::: Selected extract

The European Court of Justice (ECJ) is forcing Britain’s small and medium-sized enterprises to face the prospect of a multi-billion pound bill for back-dated holiday pay which could send many companies out of business.
EEF, a manufacturers’ organisation, is warning that the government must introduce emergency legislation following a series of ECJ rulings which will allow workers to claim for holiday pay and overtime as far back as 1998, the year the EU’s Working Time Directive came into force.
The rulings are all related to the British interpretation of the directive which granted every worker four weeks’ paid leave, with UK law increasingly out of step with that of Europe.
“This is potentially catastrophic for companies who have been fully compliant with UK law, yet now find themselves in a position which they could not have foreseen,” a spokesman for the organisation said. He urged the government to bring forward legislation limiting the backdated liability companies will face.
According to EEF calculations, an average cost for a company with a turnover of £30m will be a £2.5m bill for holiday back-pay, as well as potential National Insurance and pension contributions which could add an extra £250,000 to the bill.
Over a four year period SME companies could face potential costs of £4m. The EEF estimates that complying with the ruling from now on is likely to add an extra 4 per cent to a company payroll.
This follows a related ECJ employment law decision which ruled that workers who earn commission pay are entitled to receive commissions even while on holiday.
The Wall Street Journal summed up the judgment: “Taking vacations and receiving ‘normal’ pay on vacations are ‘rights’ protected by European law, the court reasoned.
“Therefore, depriving workers in Mr. Lock’s [the plaintiff’s] situation of commission pay during holidays discourages them from exercising their sacred right to relax on a beach. Never mind that the purpose of commission pay is to create an incentive for competitive behaviour and going the extra mile.”
The court failed to specify how commissions on non-existent sales should be calculated, leaving the door open to further litigation by employees against companies, another EU-blow to British SMEs.

::::::

=== Instructions ===
[a] Restate the paragraph of the holiday pay article that opens "According to EEF calculations" in fewer words, keeping its main figures.
[b] Please set down the part of the holiday pay article from "The rulings are" up to and including "to the bill.", word for word.
The items after this point were taken from a different source than the holiday pay article.

::: Information given

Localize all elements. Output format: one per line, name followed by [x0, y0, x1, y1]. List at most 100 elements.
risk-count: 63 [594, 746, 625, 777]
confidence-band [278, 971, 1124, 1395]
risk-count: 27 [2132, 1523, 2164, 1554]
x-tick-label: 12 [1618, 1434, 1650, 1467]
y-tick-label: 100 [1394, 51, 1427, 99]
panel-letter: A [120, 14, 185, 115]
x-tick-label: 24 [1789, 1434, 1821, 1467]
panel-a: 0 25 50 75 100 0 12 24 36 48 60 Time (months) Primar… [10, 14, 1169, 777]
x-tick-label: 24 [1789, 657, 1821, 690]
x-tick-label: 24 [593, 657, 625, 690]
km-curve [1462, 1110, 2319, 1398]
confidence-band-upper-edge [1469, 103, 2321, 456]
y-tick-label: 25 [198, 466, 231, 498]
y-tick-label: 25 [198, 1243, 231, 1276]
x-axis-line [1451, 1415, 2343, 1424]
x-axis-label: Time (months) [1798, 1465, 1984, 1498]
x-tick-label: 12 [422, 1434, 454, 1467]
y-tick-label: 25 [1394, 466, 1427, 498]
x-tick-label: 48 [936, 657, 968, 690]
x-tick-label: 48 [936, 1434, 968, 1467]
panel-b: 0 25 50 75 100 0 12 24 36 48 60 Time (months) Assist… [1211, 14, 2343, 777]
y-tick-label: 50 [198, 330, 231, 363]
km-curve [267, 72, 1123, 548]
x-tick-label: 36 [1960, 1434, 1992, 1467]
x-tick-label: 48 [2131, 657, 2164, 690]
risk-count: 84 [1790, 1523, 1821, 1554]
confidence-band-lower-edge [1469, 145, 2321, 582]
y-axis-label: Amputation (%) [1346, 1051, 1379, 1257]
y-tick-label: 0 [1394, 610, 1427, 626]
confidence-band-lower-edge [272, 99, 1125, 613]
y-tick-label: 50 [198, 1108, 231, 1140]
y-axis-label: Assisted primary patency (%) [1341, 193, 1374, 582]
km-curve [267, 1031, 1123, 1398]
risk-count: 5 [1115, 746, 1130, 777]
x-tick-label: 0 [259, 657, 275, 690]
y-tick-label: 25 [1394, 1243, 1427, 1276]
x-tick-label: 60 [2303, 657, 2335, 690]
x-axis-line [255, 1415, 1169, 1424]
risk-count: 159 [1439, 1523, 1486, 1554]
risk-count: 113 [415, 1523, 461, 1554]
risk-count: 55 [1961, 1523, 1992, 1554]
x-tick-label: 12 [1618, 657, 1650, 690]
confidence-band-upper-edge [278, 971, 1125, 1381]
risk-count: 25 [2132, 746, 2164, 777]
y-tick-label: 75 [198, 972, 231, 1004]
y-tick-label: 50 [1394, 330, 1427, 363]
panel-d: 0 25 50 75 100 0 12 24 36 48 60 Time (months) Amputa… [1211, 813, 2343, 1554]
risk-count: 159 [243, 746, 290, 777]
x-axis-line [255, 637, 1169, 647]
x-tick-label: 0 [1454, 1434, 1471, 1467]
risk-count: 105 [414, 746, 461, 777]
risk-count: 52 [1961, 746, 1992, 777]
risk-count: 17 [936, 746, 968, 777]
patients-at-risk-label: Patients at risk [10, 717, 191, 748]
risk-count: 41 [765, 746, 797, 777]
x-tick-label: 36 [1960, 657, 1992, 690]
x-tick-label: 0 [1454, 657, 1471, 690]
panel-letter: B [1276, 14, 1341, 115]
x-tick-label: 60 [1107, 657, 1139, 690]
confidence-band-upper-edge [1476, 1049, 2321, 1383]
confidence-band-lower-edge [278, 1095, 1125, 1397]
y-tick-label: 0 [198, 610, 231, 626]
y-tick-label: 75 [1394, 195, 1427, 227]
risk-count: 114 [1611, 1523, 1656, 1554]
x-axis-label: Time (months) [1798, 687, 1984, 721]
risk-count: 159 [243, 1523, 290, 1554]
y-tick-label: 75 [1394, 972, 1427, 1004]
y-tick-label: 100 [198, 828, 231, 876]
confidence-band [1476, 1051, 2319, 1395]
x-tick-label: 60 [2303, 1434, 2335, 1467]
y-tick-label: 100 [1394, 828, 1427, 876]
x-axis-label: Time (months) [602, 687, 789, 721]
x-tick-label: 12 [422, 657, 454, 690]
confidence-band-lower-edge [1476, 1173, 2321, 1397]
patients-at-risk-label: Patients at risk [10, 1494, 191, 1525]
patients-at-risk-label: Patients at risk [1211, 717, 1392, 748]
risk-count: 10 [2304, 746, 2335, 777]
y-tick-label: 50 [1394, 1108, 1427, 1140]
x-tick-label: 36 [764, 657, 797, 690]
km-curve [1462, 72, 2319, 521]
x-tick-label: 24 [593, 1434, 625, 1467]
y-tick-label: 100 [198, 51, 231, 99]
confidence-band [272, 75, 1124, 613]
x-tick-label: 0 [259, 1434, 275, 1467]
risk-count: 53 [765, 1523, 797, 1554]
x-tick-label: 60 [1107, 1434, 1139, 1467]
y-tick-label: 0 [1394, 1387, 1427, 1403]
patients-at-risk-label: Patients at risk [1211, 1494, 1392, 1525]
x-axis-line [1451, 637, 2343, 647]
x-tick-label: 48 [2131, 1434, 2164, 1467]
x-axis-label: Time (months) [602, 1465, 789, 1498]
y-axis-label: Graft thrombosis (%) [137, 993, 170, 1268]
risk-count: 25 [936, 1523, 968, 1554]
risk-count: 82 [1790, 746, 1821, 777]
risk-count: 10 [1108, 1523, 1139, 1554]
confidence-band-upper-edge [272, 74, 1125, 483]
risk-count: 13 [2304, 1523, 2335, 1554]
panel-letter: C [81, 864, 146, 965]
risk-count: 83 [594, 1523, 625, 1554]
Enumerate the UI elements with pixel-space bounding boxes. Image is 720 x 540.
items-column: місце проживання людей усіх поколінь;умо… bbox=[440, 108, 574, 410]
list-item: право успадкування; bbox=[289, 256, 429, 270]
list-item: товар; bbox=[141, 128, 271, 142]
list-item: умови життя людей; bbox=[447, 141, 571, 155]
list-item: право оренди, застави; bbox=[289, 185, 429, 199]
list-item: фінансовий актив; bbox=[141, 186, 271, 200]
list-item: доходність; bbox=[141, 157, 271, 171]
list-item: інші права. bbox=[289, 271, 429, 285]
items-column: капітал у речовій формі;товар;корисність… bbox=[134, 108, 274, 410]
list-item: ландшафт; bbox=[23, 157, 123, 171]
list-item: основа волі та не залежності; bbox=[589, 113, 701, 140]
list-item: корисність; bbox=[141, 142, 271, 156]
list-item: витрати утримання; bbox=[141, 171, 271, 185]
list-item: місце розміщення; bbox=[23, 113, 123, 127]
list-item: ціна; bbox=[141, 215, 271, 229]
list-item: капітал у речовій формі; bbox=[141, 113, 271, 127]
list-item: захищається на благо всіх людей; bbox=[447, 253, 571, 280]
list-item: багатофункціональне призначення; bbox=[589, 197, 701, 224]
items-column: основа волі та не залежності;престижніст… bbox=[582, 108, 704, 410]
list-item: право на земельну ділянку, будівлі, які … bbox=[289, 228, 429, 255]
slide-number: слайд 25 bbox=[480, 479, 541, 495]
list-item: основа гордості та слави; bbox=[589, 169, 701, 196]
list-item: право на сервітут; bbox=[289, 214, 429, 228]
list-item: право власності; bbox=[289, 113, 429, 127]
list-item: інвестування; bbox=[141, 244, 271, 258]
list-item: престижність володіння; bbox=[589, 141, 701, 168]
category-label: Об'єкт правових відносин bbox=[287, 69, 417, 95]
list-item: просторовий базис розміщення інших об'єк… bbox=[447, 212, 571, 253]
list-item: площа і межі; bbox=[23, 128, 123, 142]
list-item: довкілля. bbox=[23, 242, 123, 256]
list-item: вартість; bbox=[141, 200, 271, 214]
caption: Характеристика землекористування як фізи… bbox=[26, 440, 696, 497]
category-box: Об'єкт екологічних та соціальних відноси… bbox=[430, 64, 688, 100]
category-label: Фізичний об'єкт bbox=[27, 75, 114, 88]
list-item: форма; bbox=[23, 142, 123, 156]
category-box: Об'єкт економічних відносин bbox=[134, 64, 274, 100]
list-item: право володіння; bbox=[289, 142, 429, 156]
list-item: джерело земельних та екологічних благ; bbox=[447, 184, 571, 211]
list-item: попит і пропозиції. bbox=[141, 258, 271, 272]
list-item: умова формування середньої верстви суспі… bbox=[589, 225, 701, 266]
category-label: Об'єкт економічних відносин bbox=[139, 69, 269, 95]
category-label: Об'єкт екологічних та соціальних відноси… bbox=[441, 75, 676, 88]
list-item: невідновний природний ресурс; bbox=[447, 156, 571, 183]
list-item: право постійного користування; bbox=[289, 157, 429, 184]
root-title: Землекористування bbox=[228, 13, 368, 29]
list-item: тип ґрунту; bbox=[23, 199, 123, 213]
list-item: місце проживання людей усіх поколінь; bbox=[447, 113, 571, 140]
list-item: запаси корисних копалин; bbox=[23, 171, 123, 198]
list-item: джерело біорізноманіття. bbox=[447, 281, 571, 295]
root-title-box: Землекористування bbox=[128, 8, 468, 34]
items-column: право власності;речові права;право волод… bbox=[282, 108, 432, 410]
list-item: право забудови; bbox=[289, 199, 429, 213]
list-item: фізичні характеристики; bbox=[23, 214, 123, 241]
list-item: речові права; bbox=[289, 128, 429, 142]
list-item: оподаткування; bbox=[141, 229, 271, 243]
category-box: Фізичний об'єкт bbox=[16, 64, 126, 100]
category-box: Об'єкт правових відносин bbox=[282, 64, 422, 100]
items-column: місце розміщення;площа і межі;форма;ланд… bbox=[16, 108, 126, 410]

::::::

=== Answers given ===
[a] EEF estimates that a company with a £30m turnover would face an average £2.5m holiday back-pay bill, plus possible National Insurance and pension contributions that could add another £250,000.

[b]
The rulings are all related to the British interpretation of the directive which granted every worker four weeks’ paid leave, with UK law increasingly out of step with that of Europe.
“This is potentially catastrophic for companies who have been fully compliant with UK law, yet now find themselves in a position which they could not have foreseen,” a spokesman for the organisation said. He urged the government to bring forward legislation limiting the backdated liability companies will face.
According to EEF calculations, an average cost for a company with a turnover of £30m will be a £2.5m bill for holiday back-pay, as well as potential National Insurance and pension contributions which could add an extra £250,000 to the bill.